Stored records

☆ ☆ ☆ ☆

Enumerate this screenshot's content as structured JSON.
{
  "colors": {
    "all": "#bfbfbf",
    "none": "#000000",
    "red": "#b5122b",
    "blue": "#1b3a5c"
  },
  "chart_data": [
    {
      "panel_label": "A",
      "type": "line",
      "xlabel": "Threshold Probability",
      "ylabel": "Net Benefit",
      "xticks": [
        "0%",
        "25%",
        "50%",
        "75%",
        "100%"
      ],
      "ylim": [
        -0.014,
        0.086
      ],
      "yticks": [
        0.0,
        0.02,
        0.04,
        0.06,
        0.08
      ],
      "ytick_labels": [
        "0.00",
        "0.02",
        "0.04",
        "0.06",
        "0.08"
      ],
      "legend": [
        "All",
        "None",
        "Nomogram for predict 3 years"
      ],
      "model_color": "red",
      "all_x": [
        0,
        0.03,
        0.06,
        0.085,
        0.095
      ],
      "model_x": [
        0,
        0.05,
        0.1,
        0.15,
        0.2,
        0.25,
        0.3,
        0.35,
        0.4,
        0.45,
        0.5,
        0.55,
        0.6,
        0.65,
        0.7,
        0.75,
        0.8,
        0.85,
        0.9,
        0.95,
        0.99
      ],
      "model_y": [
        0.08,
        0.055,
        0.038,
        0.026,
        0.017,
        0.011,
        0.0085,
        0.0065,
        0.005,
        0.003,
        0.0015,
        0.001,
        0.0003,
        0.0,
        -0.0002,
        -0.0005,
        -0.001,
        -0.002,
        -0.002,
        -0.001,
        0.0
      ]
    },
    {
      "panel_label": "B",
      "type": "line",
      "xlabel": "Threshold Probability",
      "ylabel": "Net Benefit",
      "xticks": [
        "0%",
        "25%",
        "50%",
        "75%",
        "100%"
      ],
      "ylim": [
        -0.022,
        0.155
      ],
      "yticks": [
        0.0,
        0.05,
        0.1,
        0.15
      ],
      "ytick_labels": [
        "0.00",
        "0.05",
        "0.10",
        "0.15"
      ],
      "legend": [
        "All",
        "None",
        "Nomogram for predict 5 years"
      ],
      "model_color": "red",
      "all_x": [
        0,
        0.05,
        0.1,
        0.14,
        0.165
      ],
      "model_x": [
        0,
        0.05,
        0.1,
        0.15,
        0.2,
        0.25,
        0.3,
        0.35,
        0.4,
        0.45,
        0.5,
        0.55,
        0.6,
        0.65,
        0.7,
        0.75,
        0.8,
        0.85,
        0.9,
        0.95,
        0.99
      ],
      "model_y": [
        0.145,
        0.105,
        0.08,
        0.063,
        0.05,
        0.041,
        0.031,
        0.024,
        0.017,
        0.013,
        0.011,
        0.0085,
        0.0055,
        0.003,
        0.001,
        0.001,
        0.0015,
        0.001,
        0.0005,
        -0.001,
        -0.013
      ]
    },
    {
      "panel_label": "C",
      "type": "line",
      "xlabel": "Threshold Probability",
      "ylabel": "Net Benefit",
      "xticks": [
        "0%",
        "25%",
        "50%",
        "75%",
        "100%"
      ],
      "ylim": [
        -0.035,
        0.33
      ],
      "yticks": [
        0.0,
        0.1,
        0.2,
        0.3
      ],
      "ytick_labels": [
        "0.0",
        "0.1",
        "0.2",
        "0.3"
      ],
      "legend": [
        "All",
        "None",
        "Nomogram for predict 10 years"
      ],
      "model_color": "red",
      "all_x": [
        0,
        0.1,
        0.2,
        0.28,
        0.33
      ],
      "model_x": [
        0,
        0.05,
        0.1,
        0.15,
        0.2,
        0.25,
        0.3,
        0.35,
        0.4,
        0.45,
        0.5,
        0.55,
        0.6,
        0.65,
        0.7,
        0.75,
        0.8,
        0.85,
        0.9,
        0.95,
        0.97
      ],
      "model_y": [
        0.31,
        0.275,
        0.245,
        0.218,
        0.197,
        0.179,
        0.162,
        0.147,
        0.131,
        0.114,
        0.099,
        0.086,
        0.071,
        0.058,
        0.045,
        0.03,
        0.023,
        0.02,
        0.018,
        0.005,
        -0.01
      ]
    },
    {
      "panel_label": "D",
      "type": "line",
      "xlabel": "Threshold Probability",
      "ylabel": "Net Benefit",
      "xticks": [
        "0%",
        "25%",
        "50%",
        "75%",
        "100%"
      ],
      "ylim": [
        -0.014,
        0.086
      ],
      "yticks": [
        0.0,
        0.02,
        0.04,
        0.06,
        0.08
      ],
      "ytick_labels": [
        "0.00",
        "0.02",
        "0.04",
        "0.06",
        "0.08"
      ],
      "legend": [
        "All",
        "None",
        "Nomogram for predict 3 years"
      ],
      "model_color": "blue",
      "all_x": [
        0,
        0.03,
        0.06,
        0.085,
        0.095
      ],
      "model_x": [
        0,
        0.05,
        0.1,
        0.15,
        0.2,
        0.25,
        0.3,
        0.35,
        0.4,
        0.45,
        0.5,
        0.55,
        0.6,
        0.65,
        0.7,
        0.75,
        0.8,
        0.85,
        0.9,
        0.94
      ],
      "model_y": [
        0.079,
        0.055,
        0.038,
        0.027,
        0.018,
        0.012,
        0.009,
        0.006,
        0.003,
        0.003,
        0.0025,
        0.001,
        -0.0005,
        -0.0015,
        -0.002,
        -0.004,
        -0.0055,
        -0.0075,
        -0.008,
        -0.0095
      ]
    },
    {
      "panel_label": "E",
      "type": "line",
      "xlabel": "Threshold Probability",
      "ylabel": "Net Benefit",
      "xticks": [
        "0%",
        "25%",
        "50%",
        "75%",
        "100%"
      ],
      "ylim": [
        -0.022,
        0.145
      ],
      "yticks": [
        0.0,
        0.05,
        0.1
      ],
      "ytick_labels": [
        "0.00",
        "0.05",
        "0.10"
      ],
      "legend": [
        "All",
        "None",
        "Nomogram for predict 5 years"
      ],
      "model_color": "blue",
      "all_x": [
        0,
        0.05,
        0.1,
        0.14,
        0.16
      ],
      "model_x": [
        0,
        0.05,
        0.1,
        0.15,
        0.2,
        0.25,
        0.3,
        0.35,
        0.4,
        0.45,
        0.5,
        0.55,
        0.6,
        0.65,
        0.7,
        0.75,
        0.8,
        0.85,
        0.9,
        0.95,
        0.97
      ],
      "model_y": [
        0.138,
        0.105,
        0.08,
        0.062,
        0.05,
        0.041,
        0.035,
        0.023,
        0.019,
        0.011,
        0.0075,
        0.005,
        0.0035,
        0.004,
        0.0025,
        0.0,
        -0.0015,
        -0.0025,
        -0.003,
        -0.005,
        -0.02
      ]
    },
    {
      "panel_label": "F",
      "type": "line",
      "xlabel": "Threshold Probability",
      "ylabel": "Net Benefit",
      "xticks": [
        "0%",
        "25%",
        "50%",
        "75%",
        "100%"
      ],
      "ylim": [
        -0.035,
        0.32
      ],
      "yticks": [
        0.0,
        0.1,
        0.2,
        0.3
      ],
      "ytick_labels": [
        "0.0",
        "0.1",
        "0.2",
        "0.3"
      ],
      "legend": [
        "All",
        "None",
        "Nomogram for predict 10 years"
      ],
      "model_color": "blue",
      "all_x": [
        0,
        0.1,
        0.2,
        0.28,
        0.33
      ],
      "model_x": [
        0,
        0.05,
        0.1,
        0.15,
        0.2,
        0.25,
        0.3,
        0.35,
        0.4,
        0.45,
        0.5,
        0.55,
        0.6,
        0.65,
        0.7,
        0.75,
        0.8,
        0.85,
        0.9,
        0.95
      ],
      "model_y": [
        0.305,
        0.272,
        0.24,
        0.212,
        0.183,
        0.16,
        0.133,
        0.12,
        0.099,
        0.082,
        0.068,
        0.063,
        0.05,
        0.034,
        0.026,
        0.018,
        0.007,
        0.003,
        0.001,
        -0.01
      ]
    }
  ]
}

☆ ☆ ☆ ☆

Quote all of the entries exactly as they appear.

**Answer below**
Enumerate this screenshot's content as structured JSON.
{
  "colors": {
    "all": "#bfbfbf",
    "none": "#000000",
    "red": "#b5122b",
    "blue": "#1b3a5c"
  },
  "chart_data": [
    {
      "panel_label": "A",
      "type": "line",
      "xlabel": "Threshold Probability",
      "ylabel": "Net Benefit",
      "xticks": [
        "0%",
        "25%",
        "50%",
        "75%",
        "100%"
      ],
      "ylim": [
        -0.014,
        0.086
      ],
      "yticks": [
        0.0,
        0.02,
        0.04,
        0.06,
        0.08
      ],
      "ytick_labels": [
        "0.00",
        "0.02",
        "0.04",
        "0.06",
        "0.08"
      ],
      "legend": [
        "All",
        "None",
        "Nomogram for predict 3 years"
      ],
      "model_color": "red",
      "all_x": [
        0,
        0.03,
        0.06,
        0.085,
        0.095
      ],
      "model_x": [
        0,
        0.05,
        0.1,
        0.15,
        0.2,
        0.25,
        0.3,
        0.35,
        0.4,
        0.45,
        0.5,
        0.55,
        0.6,
        0.65,
        0.7,
        0.75,
        0.8,
        0.85,
        0.9,
        0.95,
        0.99
      ],
      "model_y": [
        0.08,
        0.055,
        0.038,
        0.026,
        0.017,
        0.011,
        0.0085,
        0.0065,
        0.005,
        0.003,
        0.0015,
        0.001,
        0.0003,
        0.0,
        -0.0002,
        -0.0005,
        -0.001,
        -0.002,
        -0.002,
        -0.001,
        0.0
      ]
    },
    {
      "panel_label": "B",
      "type": "line",
      "xlabel": "Threshold Probability",
      "ylabel": "Net Benefit",
      "xticks": [
        "0%",
        "25%",
        "50%",
        "75%",
        "100%"
      ],
      "ylim": [
        -0.022,
        0.155
      ],
      "yticks": [
        0.0,
        0.05,
        0.1,
        0.15
      ],
      "ytick_labels": [
        "0.00",
        "0.05",
        "0.10",
        "0.15"
      ],
      "legend": [
        "All",
        "None",
        "Nomogram for predict 5 years"
      ],
      "model_color": "red",
      "all_x": [
        0,
        0.05,
        0.1,
        0.14,
        0.165
      ],
      "model_x": [
        0,
        0.05,
        0.1,
        0.15,
        0.2,
        0.25,
        0.3,
        0.35,
        0.4,
        0.45,
        0.5,
        0.55,
        0.6,
        0.65,
        0.7,
        0.75,
        0.8,
        0.85,
        0.9,
        0.95,
        0.99
      ],
      "model_y": [
        0.145,
        0.105,
        0.08,
        0.063,
        0.05,
        0.041,
        0.031,
        0.024,
        0.017,
        0.013,
        0.011,
        0.0085,
        0.0055,
        0.003,
        0.001,
        0.001,
        0.0015,
        0.001,
        0.0005,
        -0.001,
        -0.013
      ]
    },
    {
      "panel_label": "C",
      "type": "line",
      "xlabel": "Threshold Probability",
      "ylabel": "Net Benefit",
      "xticks": [
        "0%",
        "25%",
        "50%",
        "75%",
        "100%"
      ],
      "ylim": [
        -0.035,
        0.33
      ],
      "yticks": [
        0.0,
        0.1,
        0.2,
        0.3
      ],
      "ytick_labels": [
        "0.0",
        "0.1",
        "0.2",
        "0.3"
      ],
      "legend": [
        "All",
        "None",
        "Nomogram for predict 10 years"
      ],
      "model_color": "red",
      "all_x": [
        0,
        0.1,
        0.2,
        0.28,
        0.33
      ],
      "model_x": [
        0,
        0.05,
        0.1,
        0.15,
        0.2,
        0.25,
        0.3,
        0.35,
        0.4,
        0.45,
        0.5,
        0.55,
        0.6,
        0.65,
        0.7,
        0.75,
        0.8,
        0.85,
        0.9,
        0.95,
        0.97
      ],
      "model_y": [
        0.31,
        0.275,
        0.245,
        0.218,
        0.197,
        0.179,
        0.162,
        0.147,
        0.131,
        0.114,
        0.099,
        0.086,
        0.071,
        0.058,
        0.045,
        0.03,
        0.023,
        0.02,
        0.018,
        0.005,
        -0.01
      ]
    },
    {
      "panel_label": "D",
      "type": "line",
      "xlabel": "Threshold Probability",
      "ylabel": "Net Benefit",
      "xticks": [
        "0%",
        "25%",
        "50%",
        "75%",
        "100%"
      ],
      "ylim": [
        -0.014,
        0.086
      ],
      "yticks": [
        0.0,
        0.02,
        0.04,
        0.06,
        0.08
      ],
      "ytick_labels": [
        "0.00",
        "0.02",
        "0.04",
        "0.06",
        "0.08"
      ],
      "legend": [
        "All",
        "None",
        "Nomogram for predict 3 years"
      ],
      "model_color": "blue",
      "all_x": [
        0,
        0.03,
        0.06,
        0.085,
        0.095
      ],
      "model_x": [
        0,
        0.05,
        0.1,
        0.15,
        0.2,
        0.25,
        0.3,
        0.35,
        0.4,
        0.45,
        0.5,
        0.55,
        0.6,
        0.65,
        0.7,
        0.75,
        0.8,
        0.85,
        0.9,
        0.94
      ],
      "model_y": [
        0.079,
        0.055,
        0.038,
        0.027,
        0.018,
        0.012,
        0.009,
        0.006,
        0.003,
        0.003,
        0.0025,
        0.001,
        -0.0005,
        -0.0015,
        -0.002,
        -0.004,
        -0.0055,
        -0.0075,
        -0.008,
        -0.0095
      ]
    },
    {
      "panel_label": "E",
      "type": "line",
      "xlabel": "Threshold Probability",
      "ylabel": "Net Benefit",
      "xticks": [
        "0%",
        "25%",
        "50%",
        "75%",
        "100%"
      ],
      "ylim": [
        -0.022,
        0.145
      ],
      "yticks": [
        0.0,
        0.05,
        0.1
      ],
      "ytick_labels": [
        "0.00",
        "0.05",
        "0.10"
      ],
      "legend": [
        "All",
        "None",
        "Nomogram for predict 5 years"
      ],
      "model_color": "blue",
      "all_x": [
        0,
        0.05,
        0.1,
        0.14,
        0.16
      ],
      "model_x": [
        0,
        0.05,
        0.1,
        0.15,
        0.2,
        0.25,
        0.3,
        0.35,
        0.4,
        0.45,
        0.5,
        0.55,
        0.6,
        0.65,
        0.7,
        0.75,
        0.8,
        0.85,
        0.9,
        0.95,
        0.97
      ],
      "model_y": [
        0.138,
        0.105,
        0.08,
        0.062,
        0.05,
        0.041,
        0.035,
        0.023,
        0.019,
        0.011,
        0.0075,
        0.005,
        0.0035,
        0.004,
        0.0025,
        0.0,
        -0.0015,
        -0.0025,
        -0.003,
        -0.005,
        -0.02
      ]
    },
    {
      "panel_label": "F",
      "type": "line",
      "xlabel": "Threshold Probability",
      "ylabel": "Net Benefit",
      "xticks": [
        "0%",
        "25%",
        "50%",
        "75%",
        "100%"
      ],
      "ylim": [
        -0.035,
        0.32
      ],
      "yticks": [
        0.0,
        0.1,
        0.2,
        0.3
      ],
      "ytick_labels": [
        "0.0",
        "0.1",
        "0.2",
        "0.3"
      ],
      "legend": [
        "All",
        "None",
        "Nomogram for predict 10 years"
      ],
      "model_color": "blue",
      "all_x": [
        0,
        0.1,
        0.2,
        0.28,
        0.33
      ],
      "model_x": [
        0,
        0.05,
        0.1,
        0.15,
        0.2,
        0.25,
        0.3,
        0.35,
        0.4,
        0.45,
        0.5,
        0.55,
        0.6,
        0.65,
        0.7,
        0.75,
        0.8,
        0.85,
        0.9,
        0.95
      ],
      "model_y": [
        0.305,
        0.272,
        0.24,
        0.212,
        0.183,
        0.16,
        0.133,
        0.12,
        0.099,
        0.082,
        0.068,
        0.063,
        0.05,
        0.034,
        0.026,
        0.018,
        0.007,
        0.003,
        0.001,
        -0.01
      ]
    }
  ]
}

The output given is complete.